* TASK DETAILS
The required result is a copy of each line below in which "slinga" appears.

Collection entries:
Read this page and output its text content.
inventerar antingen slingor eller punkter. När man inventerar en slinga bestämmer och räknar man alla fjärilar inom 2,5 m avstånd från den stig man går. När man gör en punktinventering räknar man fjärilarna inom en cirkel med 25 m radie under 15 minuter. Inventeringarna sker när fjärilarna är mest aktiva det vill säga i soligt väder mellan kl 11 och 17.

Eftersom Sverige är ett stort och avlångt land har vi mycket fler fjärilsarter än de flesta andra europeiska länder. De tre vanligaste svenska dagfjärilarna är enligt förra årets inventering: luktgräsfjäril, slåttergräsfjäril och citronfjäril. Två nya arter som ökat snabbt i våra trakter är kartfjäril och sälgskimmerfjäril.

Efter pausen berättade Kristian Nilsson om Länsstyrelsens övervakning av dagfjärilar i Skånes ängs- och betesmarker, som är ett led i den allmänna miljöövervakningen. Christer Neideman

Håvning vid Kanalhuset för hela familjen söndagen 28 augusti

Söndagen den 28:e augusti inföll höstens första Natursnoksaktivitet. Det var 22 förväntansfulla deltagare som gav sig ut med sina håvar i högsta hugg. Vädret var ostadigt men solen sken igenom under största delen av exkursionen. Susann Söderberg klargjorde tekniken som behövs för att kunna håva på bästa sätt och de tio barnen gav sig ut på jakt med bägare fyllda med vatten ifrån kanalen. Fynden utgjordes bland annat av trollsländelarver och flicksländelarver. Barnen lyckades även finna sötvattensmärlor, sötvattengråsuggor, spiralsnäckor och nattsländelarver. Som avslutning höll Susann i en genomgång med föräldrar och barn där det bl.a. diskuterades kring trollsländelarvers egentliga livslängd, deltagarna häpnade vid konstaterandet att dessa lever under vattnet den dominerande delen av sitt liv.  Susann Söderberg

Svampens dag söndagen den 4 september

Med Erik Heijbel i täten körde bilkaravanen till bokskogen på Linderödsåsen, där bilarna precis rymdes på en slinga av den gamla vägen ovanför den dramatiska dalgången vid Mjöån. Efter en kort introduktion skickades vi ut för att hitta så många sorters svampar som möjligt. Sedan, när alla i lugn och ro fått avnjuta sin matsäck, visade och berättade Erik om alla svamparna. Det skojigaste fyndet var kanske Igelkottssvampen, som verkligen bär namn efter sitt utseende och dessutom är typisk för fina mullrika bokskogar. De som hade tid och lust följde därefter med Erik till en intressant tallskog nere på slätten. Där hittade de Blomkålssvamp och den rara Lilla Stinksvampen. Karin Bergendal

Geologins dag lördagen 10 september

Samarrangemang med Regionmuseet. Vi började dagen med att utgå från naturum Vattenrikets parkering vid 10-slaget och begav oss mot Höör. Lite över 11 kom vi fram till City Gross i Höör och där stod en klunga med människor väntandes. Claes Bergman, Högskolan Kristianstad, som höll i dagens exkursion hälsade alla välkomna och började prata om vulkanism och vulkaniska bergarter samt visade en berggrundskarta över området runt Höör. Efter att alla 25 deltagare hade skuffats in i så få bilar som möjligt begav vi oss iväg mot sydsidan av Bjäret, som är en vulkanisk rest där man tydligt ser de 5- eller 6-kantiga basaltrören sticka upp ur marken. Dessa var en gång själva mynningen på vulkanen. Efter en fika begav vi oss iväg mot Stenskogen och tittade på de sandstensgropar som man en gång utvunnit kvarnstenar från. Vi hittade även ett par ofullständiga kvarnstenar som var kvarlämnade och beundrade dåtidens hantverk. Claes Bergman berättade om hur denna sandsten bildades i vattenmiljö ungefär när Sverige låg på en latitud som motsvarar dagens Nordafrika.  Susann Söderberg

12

* RESPONSE AREA
inventerar antingen slingor eller punkter. När man inventerar en slinga bestämmer och räknar man alla fjärilar inom 2,5 m avstånd från den stig man går. När man gör en punktinventering räknar man fjärilarna inom en cirkel med 25 m radie under 15 minuter. Inventeringarna sker när fjärilarna är mest aktiva det vill säga i soligt väder mellan kl 11 och 17.
Med Erik Heijbel i täten körde bilkaravanen till bokskogen på Linderödsåsen, där bilarna precis rymdes på en slinga av den gamla vägen ovanför den dramatiska dalgången vid Mjöån. Efter en kort introduktion skickades vi ut för att hitta så många sorters svampar som möjligt. Sedan, när alla i lugn och ro fått avnjuta sin matsäck, visade och berättade Erik om alla svamparna. Det skojigaste fyndet var kanske Igelkottssvampen, som verkligen bär namn efter sitt utseende och dessutom är typisk för fina mullrika bokskogar. De som hade tid och lust följde därefter med Erik till en intressant tallskog nere på slätten. Där hittade de Blomkålssvamp och den rara Lilla Stinksvampen. Karin Bergendal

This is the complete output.